Determine which lines contain the word "completamente", then copy those lines.

begin

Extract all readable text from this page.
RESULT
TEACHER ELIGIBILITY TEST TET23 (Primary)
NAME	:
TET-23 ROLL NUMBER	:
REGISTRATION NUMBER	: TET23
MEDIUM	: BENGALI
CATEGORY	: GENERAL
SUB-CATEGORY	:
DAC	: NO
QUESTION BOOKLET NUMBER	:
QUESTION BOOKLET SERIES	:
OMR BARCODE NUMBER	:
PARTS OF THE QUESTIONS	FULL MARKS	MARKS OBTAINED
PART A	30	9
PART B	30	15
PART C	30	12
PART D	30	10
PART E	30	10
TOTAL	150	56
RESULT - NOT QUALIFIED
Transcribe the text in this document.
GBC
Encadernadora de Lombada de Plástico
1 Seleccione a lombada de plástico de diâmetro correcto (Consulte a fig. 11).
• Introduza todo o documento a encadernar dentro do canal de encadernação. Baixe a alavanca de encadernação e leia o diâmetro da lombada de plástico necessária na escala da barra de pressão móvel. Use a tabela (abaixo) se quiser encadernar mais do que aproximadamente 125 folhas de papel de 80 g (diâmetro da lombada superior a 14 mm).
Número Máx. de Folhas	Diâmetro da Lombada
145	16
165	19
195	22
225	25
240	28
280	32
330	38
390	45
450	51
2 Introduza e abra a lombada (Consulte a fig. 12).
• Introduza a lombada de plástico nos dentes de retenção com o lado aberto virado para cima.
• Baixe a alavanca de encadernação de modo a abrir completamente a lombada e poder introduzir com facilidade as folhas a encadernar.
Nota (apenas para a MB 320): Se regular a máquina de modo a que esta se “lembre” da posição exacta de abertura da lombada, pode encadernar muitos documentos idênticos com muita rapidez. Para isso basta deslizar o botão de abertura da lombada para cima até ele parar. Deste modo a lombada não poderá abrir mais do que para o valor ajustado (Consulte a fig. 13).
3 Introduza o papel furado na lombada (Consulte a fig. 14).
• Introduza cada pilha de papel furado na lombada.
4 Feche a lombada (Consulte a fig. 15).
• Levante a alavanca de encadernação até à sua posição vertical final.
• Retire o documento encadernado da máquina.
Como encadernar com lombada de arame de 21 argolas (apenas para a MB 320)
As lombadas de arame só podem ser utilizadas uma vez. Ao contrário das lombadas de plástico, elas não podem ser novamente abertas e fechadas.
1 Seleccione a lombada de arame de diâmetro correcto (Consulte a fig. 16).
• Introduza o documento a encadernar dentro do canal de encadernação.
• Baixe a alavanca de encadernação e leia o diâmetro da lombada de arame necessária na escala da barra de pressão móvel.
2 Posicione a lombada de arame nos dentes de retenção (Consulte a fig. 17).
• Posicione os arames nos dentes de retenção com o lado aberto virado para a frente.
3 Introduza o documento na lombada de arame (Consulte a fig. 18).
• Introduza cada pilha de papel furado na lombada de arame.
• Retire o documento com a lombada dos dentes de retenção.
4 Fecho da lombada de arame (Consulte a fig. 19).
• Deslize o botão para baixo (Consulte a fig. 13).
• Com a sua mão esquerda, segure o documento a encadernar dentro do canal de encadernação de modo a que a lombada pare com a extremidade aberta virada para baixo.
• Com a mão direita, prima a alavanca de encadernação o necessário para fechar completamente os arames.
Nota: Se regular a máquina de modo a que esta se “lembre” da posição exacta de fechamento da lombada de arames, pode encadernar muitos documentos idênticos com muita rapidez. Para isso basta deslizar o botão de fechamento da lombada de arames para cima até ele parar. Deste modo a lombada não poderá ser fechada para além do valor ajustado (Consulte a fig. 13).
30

end

* Solution for this problem *
• Baixe a alavanca de encadernação de modo a abrir completamente a lombada e poder introduzir com facilidade as folhas a encadernar.
• Com a mão direita, prima a alavanca de encadernação o necessário para fechar completamente os arames.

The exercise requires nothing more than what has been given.